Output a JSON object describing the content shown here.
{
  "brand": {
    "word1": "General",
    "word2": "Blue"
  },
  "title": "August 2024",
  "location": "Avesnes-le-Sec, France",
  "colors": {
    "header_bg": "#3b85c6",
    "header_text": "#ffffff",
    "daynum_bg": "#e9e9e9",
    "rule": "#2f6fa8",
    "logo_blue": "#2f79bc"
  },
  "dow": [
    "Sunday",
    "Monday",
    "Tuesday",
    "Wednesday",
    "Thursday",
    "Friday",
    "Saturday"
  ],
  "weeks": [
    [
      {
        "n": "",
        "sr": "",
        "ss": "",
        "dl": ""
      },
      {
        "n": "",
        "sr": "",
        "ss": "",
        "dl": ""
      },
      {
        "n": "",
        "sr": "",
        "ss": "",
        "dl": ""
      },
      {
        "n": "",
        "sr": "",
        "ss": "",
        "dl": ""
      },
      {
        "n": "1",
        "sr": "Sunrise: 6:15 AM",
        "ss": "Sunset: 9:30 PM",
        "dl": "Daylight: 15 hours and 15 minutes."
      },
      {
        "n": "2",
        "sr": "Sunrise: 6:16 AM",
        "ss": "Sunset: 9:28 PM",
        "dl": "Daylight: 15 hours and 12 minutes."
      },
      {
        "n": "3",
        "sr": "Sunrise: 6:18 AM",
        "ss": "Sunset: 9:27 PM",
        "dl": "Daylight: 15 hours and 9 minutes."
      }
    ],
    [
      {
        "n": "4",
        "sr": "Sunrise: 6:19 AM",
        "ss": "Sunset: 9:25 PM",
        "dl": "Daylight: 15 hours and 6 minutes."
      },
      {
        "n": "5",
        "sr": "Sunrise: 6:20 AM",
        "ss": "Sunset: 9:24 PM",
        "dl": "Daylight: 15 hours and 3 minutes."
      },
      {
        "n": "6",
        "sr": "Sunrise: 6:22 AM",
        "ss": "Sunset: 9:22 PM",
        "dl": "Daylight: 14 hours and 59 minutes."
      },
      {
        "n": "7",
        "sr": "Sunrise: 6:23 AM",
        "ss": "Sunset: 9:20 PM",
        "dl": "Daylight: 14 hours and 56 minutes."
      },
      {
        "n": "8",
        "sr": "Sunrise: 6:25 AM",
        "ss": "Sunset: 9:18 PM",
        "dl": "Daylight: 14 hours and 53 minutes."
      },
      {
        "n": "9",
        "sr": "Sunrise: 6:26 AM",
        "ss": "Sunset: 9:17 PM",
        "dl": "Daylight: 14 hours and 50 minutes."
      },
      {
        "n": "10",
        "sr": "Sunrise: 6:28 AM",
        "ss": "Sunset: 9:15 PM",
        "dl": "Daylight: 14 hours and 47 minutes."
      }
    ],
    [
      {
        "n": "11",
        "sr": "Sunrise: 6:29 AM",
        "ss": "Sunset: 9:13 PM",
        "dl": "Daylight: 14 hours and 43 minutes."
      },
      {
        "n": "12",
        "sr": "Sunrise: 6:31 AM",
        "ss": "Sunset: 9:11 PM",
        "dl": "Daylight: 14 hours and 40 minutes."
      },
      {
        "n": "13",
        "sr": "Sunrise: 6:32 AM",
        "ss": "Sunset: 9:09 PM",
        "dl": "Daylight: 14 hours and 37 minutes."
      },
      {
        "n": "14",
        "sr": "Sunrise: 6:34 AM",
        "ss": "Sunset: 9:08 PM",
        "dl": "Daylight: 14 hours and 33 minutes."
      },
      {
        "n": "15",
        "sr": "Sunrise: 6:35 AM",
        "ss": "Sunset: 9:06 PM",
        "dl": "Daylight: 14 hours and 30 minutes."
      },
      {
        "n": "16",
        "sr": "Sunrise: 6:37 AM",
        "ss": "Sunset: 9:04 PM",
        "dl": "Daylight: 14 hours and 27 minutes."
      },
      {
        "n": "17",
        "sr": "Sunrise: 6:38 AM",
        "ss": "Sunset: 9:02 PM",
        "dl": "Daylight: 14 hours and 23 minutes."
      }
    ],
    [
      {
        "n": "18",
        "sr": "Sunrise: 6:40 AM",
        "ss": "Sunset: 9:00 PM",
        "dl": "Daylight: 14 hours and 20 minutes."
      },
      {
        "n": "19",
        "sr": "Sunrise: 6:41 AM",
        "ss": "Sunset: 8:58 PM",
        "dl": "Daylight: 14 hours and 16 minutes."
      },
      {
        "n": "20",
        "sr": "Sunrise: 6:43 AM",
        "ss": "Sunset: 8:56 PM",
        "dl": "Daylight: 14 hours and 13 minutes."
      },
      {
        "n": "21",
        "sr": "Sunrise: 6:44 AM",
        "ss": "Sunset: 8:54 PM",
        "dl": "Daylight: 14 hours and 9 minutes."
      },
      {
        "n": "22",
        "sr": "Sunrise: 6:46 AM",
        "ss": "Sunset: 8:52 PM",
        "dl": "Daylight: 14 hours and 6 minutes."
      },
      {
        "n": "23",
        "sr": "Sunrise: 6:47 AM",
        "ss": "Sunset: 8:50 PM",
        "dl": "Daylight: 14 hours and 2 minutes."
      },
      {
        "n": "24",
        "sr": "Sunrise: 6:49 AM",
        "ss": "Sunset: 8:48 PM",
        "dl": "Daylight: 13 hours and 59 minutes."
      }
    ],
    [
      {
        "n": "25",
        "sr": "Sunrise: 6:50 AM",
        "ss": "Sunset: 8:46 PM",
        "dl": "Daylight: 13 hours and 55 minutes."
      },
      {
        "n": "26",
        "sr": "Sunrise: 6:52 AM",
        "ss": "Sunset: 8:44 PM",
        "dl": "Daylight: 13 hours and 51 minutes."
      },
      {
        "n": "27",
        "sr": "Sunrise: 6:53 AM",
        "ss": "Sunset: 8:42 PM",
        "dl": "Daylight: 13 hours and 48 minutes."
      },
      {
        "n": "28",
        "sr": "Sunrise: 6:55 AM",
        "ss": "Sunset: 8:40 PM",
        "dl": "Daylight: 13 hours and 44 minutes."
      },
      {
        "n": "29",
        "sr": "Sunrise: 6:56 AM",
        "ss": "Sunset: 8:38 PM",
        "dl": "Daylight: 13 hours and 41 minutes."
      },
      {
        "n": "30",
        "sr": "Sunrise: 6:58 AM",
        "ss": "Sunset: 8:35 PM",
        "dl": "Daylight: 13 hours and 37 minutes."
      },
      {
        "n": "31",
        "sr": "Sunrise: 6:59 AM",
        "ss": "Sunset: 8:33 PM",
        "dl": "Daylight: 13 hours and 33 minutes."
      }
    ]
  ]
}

****************

DO THIS |
Go through the entries and repeat each one exactly.

SOLUTION |
Output a JSON object describing the content shown here.
{
  "brand": {
    "word1": "General",
    "word2": "Blue"
  },
  "title": "August 2024",
  "location": "Avesnes-le-Sec, France",
  "colors": {
    "header_bg": "#3b85c6",
    "header_text": "#ffffff",
    "daynum_bg": "#e9e9e9",
    "rule": "#2f6fa8",
    "logo_blue": "#2f79bc"
  },
  "dow": [
    "Sunday",
    "Monday",
    "Tuesday",
    "Wednesday",
    "Thursday",
    "Friday",
    "Saturday"
  ],
  "weeks": [
    [
      {
        "n": "",
        "sr": "",
        "ss": "",
        "dl": ""
      },
      {
        "n": "",
        "sr": "",
        "ss": "",
        "dl": ""
      },
      {
        "n": "",
        "sr": "",
        "ss": "",
        "dl": ""
      },
      {
        "n": "",
        "sr": "",
        "ss": "",
        "dl": ""
      },
      {
        "n": "1",
        "sr": "Sunrise: 6:15 AM",
        "ss": "Sunset: 9:30 PM",
        "dl": "Daylight: 15 hours and 15 minutes."
      },
      {
        "n": "2",
        "sr": "Sunrise: 6:16 AM",
        "ss": "Sunset: 9:28 PM",
        "dl": "Daylight: 15 hours and 12 minutes."
      },
      {
        "n": "3",
        "sr": "Sunrise: 6:18 AM",
        "ss": "Sunset: 9:27 PM",
        "dl": "Daylight: 15 hours and 9 minutes."
      }
    ],
    [
      {
        "n": "4",
        "sr": "Sunrise: 6:19 AM",
        "ss": "Sunset: 9:25 PM",
        "dl": "Daylight: 15 hours and 6 minutes."
      },
      {
        "n": "5",
        "sr": "Sunrise: 6:20 AM",
        "ss": "Sunset: 9:24 PM",
        "dl": "Daylight: 15 hours and 3 minutes."
      },
      {
        "n": "6",
        "sr": "Sunrise: 6:22 AM",
        "ss": "Sunset: 9:22 PM",
        "dl": "Daylight: 14 hours and 59 minutes."
      },
      {
        "n": "7",
        "sr": "Sunrise: 6:23 AM",
        "ss": "Sunset: 9:20 PM",
        "dl": "Daylight: 14 hours and 56 minutes."
      },
      {
        "n": "8",
        "sr": "Sunrise: 6:25 AM",
        "ss": "Sunset: 9:18 PM",
        "dl": "Daylight: 14 hours and 53 minutes."
      },
      {
        "n": "9",
        "sr": "Sunrise: 6:26 AM",
        "ss": "Sunset: 9:17 PM",
        "dl": "Daylight: 14 hours and 50 minutes."
      },
      {
        "n": "10",
        "sr": "Sunrise: 6:28 AM",
        "ss": "Sunset: 9:15 PM",
        "dl": "Daylight: 14 hours and 47 minutes."
      }
    ],
    [
      {
        "n": "11",
        "sr": "Sunrise: 6:29 AM",
        "ss": "Sunset: 9:13 PM",
        "dl": "Daylight: 14 hours and 43 minutes."
      },
      {
        "n": "12",
        "sr": "Sunrise: 6:31 AM",
        "ss": "Sunset: 9:11 PM",
        "dl": "Daylight: 14 hours and 40 minutes."
      },
      {
        "n": "13",
        "sr": "Sunrise: 6:32 AM",
        "ss": "Sunset: 9:09 PM",
        "dl": "Daylight: 14 hours and 37 minutes."
      },
      {
        "n": "14",
        "sr": "Sunrise: 6:34 AM",
        "ss": "Sunset: 9:08 PM",
        "dl": "Daylight: 14 hours and 33 minutes."
      },
      {
        "n": "15",
        "sr": "Sunrise: 6:35 AM",
        "ss": "Sunset: 9:06 PM",
        "dl": "Daylight: 14 hours and 30 minutes."
      },
      {
        "n": "16",
        "sr": "Sunrise: 6:37 AM",
        "ss": "Sunset: 9:04 PM",
        "dl": "Daylight: 14 hours and 27 minutes."
      },
      {
        "n": "17",
        "sr": "Sunrise: 6:38 AM",
        "ss": "Sunset: 9:02 PM",
        "dl": "Daylight: 14 hours and 23 minutes."
      }
    ],
    [
      {
        "n": "18",
        "sr": "Sunrise: 6:40 AM",
        "ss": "Sunset: 9:00 PM",
        "dl": "Daylight: 14 hours and 20 minutes."
      },
      {
        "n": "19",
        "sr": "Sunrise: 6:41 AM",
        "ss": "Sunset: 8:58 PM",
        "dl": "Daylight: 14 hours and 16 minutes."
      },
      {
        "n": "20",
        "sr": "Sunrise: 6:43 AM",
        "ss": "Sunset: 8:56 PM",
        "dl": "Daylight: 14 hours and 13 minutes."
      },
      {
        "n": "21",
        "sr": "Sunrise: 6:44 AM",
        "ss": "Sunset: 8:54 PM",
        "dl": "Daylight: 14 hours and 9 minutes."
      },
      {
        "n": "22",
        "sr": "Sunrise: 6:46 AM",
        "ss": "Sunset: 8:52 PM",
        "dl": "Daylight: 14 hours and 6 minutes."
      },
      {
        "n": "23",
        "sr": "Sunrise: 6:47 AM",
        "ss": "Sunset: 8:50 PM",
        "dl": "Daylight: 14 hours and 2 minutes."
      },
      {
        "n": "24",
        "sr": "Sunrise: 6:49 AM",
        "ss": "Sunset: 8:48 PM",
        "dl": "Daylight: 13 hours and 59 minutes."
      }
    ],
    [
      {
        "n": "25",
        "sr": "Sunrise: 6:50 AM",
        "ss": "Sunset: 8:46 PM",
        "dl": "Daylight: 13 hours and 55 minutes."
      },
      {
        "n": "26",
        "sr": "Sunrise: 6:52 AM",
        "ss": "Sunset: 8:44 PM",
        "dl": "Daylight: 13 hours and 51 minutes."
      },
      {
        "n": "27",
        "sr": "Sunrise: 6:53 AM",
        "ss": "Sunset: 8:42 PM",
        "dl": "Daylight: 13 hours and 48 minutes."
      },
      {
        "n": "28",
        "sr": "Sunrise: 6:55 AM",
        "ss": "Sunset: 8:40 PM",
        "dl": "Daylight: 13 hours and 44 minutes."
      },
      {
        "n": "29",
        "sr": "Sunrise: 6:56 AM",
        "ss": "Sunset: 8:38 PM",
        "dl": "Daylight: 13 hours and 41 minutes."
      },
      {
        "n": "30",
        "sr": "Sunrise: 6:58 AM",
        "ss": "Sunset: 8:35 PM",
        "dl": "Daylight: 13 hours and 37 minutes."
      },
      {
        "n": "31",
        "sr": "Sunrise: 6:59 AM",
        "ss": "Sunset: 8:33 PM",
        "dl": "Daylight: 13 hours and 33 minutes."
      }
    ]
  ]
}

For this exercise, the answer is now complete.